- _PROBLEM_:
Exactly as written, print each record in the listing.

- _RAW DATA_:
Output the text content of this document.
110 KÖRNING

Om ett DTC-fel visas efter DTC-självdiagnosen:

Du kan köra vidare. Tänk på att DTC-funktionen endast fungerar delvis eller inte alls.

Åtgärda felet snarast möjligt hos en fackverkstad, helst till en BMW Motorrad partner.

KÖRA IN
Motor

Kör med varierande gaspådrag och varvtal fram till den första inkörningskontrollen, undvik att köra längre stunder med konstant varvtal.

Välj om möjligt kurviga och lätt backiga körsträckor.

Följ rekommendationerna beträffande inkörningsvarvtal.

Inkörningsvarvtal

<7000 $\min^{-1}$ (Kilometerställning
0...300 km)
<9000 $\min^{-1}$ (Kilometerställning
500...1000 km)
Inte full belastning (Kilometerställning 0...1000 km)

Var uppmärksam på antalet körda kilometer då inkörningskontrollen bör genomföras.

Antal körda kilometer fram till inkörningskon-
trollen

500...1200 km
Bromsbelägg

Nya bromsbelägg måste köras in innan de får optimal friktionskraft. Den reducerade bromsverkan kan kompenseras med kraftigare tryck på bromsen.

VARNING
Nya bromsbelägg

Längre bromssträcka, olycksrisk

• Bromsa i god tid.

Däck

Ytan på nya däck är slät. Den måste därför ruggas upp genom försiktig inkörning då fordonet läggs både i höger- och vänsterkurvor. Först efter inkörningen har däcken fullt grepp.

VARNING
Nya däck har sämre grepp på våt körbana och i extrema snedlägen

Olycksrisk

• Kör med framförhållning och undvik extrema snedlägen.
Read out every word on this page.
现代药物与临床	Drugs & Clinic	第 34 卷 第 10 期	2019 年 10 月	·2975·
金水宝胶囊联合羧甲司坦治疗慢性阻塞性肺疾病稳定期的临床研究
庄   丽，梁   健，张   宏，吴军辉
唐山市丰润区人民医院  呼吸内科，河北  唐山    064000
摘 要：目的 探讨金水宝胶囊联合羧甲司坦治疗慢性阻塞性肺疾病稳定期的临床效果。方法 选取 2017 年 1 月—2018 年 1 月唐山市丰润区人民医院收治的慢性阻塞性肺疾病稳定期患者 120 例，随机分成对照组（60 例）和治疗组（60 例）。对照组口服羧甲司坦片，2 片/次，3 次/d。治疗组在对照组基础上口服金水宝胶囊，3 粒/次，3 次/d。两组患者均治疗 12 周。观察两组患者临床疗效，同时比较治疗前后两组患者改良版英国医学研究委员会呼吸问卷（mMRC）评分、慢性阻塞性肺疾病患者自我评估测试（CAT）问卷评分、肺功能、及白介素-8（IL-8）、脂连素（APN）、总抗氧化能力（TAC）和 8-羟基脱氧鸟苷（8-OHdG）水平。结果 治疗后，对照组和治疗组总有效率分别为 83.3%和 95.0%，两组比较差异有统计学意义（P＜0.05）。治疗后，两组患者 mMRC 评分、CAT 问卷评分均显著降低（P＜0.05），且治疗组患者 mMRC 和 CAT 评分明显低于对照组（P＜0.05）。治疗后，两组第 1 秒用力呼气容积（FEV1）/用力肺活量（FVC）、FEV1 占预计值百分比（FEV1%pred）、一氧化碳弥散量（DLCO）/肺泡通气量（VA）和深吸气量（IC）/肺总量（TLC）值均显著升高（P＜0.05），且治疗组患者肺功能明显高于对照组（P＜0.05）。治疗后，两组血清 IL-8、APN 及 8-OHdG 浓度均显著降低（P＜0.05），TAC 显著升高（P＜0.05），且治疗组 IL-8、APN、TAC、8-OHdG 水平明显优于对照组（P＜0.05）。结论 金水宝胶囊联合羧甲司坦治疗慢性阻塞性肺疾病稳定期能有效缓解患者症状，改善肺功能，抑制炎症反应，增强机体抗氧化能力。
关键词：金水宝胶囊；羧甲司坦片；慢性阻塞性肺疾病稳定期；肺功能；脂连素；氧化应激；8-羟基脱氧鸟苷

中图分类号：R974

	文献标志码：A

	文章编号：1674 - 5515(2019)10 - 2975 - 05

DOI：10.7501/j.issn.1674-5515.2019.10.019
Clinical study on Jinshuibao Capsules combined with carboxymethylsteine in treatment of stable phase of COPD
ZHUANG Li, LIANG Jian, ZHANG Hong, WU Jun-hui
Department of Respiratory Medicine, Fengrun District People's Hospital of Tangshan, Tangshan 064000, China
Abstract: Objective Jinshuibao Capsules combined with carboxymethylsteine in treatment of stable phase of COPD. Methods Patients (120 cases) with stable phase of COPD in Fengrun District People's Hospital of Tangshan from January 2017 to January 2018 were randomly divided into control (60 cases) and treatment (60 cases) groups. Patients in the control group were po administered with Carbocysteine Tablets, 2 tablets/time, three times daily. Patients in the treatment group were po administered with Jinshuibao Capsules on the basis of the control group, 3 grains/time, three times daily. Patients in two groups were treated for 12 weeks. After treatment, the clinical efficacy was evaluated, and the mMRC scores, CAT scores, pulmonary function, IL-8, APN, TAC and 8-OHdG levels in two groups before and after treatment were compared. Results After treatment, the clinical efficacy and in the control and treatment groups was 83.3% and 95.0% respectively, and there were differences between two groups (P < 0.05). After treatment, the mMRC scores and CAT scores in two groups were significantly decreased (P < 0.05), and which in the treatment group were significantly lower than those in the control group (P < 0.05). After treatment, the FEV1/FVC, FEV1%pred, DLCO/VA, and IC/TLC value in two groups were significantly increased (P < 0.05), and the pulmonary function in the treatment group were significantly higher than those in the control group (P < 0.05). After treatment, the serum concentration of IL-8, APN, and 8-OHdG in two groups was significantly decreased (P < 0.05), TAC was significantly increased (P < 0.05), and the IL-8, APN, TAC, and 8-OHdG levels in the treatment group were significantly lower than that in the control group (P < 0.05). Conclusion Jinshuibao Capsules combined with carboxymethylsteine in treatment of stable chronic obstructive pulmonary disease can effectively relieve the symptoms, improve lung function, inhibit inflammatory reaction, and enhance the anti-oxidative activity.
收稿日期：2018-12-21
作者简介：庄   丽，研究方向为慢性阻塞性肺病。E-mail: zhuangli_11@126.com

- _ANSWER FOR THIS EXERCISE_:
Output the text content of this document.
110 KÖRNING

Om ett DTC-fel visas efter DTC-självdiagnosen:

Du kan köra vidare. Tänk på att DTC-funktionen endast fungerar delvis eller inte alls.

Åtgärda felet snarast möjligt hos en fackverkstad, helst till en BMW Motorrad partner.

KÖRA IN
Motor

Kör med varierande gaspådrag och varvtal fram till den första inkörningskontrollen, undvik att köra längre stunder med konstant varvtal.

Välj om möjligt kurviga och lätt backiga körsträckor.

Följ rekommendationerna beträffande inkörningsvarvtal.

Inkörningsvarvtal

<7000 $\min^{-1}$ (Kilometerställning
0...300 km)
<9000 $\min^{-1}$ (Kilometerställning
500...1000 km)
Inte full belastning (Kilometerställning 0...1000 km)

Var uppmärksam på antalet körda kilometer då inkörningskontrollen bör genomföras.

Antal körda kilometer fram till inkörningskon-
trollen

500...1200 km
Bromsbelägg

Nya bromsbelägg måste köras in innan de får optimal friktionskraft. Den reducerade bromsverkan kan kompenseras med kraftigare tryck på bromsen.

VARNING
Nya bromsbelägg

Längre bromssträcka, olycksrisk

• Bromsa i god tid.

Däck

Ytan på nya däck är slät. Den måste därför ruggas upp genom försiktig inkörning då fordonet läggs både i höger- och vänsterkurvor. Först efter inkörningen har däcken fullt grepp.

VARNING
Nya däck har sämre grepp på våt körbana och i extrema snedlägen

Olycksrisk

• Kör med framförhållning och undvik extrema snedlägen.
Read out every word on this page.
现代药物与临床	Drugs & Clinic	第 34 卷 第 10 期	2019 年 10 月	·2975·
金水宝胶囊联合羧甲司坦治疗慢性阻塞性肺疾病稳定期的临床研究
庄   丽，梁   健，张   宏，吴军辉
唐山市丰润区人民医院  呼吸内科，河北  唐山    064000
摘 要：目的 探讨金水宝胶囊联合羧甲司坦治疗慢性阻塞性肺疾病稳定期的临床效果。方法 选取 2017 年 1 月—2018 年 1 月唐山市丰润区人民医院收治的慢性阻塞性肺疾病稳定期患者 120 例，随机分成对照组（60 例）和治疗组（60 例）。对照组口服羧甲司坦片，2 片/次，3 次/d。治疗组在对照组基础上口服金水宝胶囊，3 粒/次，3 次/d。两组患者均治疗 12 周。观察两组患者临床疗效，同时比较治疗前后两组患者改良版英国医学研究委员会呼吸问卷（mMRC）评分、慢性阻塞性肺疾病患者自我评估测试（CAT）问卷评分、肺功能、及白介素-8（IL-8）、脂连素（APN）、总抗氧化能力（TAC）和 8-羟基脱氧鸟苷（8-OHdG）水平。结果 治疗后，对照组和治疗组总有效率分别为 83.3%和 95.0%，两组比较差异有统计学意义（P＜0.05）。治疗后，两组患者 mMRC 评分、CAT 问卷评分均显著降低（P＜0.05），且治疗组患者 mMRC 和 CAT 评分明显低于对照组（P＜0.05）。治疗后，两组第 1 秒用力呼气容积（FEV1）/用力肺活量（FVC）、FEV1 占预计值百分比（FEV1%pred）、一氧化碳弥散量（DLCO）/肺泡通气量（VA）和深吸气量（IC）/肺总量（TLC）值均显著升高（P＜0.05），且治疗组患者肺功能明显高于对照组（P＜0.05）。治疗后，两组血清 IL-8、APN 及 8-OHdG 浓度均显著降低（P＜0.05），TAC 显著升高（P＜0.05），且治疗组 IL-8、APN、TAC、8-OHdG 水平明显优于对照组（P＜0.05）。结论 金水宝胶囊联合羧甲司坦治疗慢性阻塞性肺疾病稳定期能有效缓解患者症状，改善肺功能，抑制炎症反应，增强机体抗氧化能力。
关键词：金水宝胶囊；羧甲司坦片；慢性阻塞性肺疾病稳定期；肺功能；脂连素；氧化应激；8-羟基脱氧鸟苷

中图分类号：R974

	文献标志码：A

	文章编号：1674 - 5515(2019)10 - 2975 - 05

DOI：10.7501/j.issn.1674-5515.2019.10.019
Clinical study on Jinshuibao Capsules combined with carboxymethylsteine in treatment of stable phase of COPD
ZHUANG Li, LIANG Jian, ZHANG Hong, WU Jun-hui
Department of Respiratory Medicine, Fengrun District People's Hospital of Tangshan, Tangshan 064000, China
Abstract: Objective Jinshuibao Capsules combined with carboxymethylsteine in treatment of stable phase of COPD. Methods Patients (120 cases) with stable phase of COPD in Fengrun District People's Hospital of Tangshan from January 2017 to January 2018 were randomly divided into control (60 cases) and treatment (60 cases) groups. Patients in the control group were po administered with Carbocysteine Tablets, 2 tablets/time, three times daily. Patients in the treatment group were po administered with Jinshuibao Capsules on the basis of the control group, 3 grains/time, three times daily. Patients in two groups were treated for 12 weeks. After treatment, the clinical efficacy was evaluated, and the mMRC scores, CAT scores, pulmonary function, IL-8, APN, TAC and 8-OHdG levels in two groups before and after treatment were compared. Results After treatment, the clinical efficacy and in the control and treatment groups was 83.3% and 95.0% respectively, and there were differences between two groups (P < 0.05). After treatment, the mMRC scores and CAT scores in two groups were significantly decreased (P < 0.05), and which in the treatment group were significantly lower than those in the control group (P < 0.05). After treatment, the FEV1/FVC, FEV1%pred, DLCO/VA, and IC/TLC value in two groups were significantly increased (P < 0.05), and the pulmonary function in the treatment group were significantly higher than those in the control group (P < 0.05). After treatment, the serum concentration of IL-8, APN, and 8-OHdG in two groups was significantly decreased (P < 0.05), TAC was significantly increased (P < 0.05), and the IL-8, APN, TAC, and 8-OHdG levels in the treatment group were significantly lower than that in the control group (P < 0.05). Conclusion Jinshuibao Capsules combined with carboxymethylsteine in treatment of stable chronic obstructive pulmonary disease can effectively relieve the symptoms, improve lung function, inhibit inflammatory reaction, and enhance the anti-oxidative activity.
收稿日期：2018-12-21
作者简介：庄   丽，研究方向为慢性阻塞性肺病。E-mail: zhuangli_11@126.com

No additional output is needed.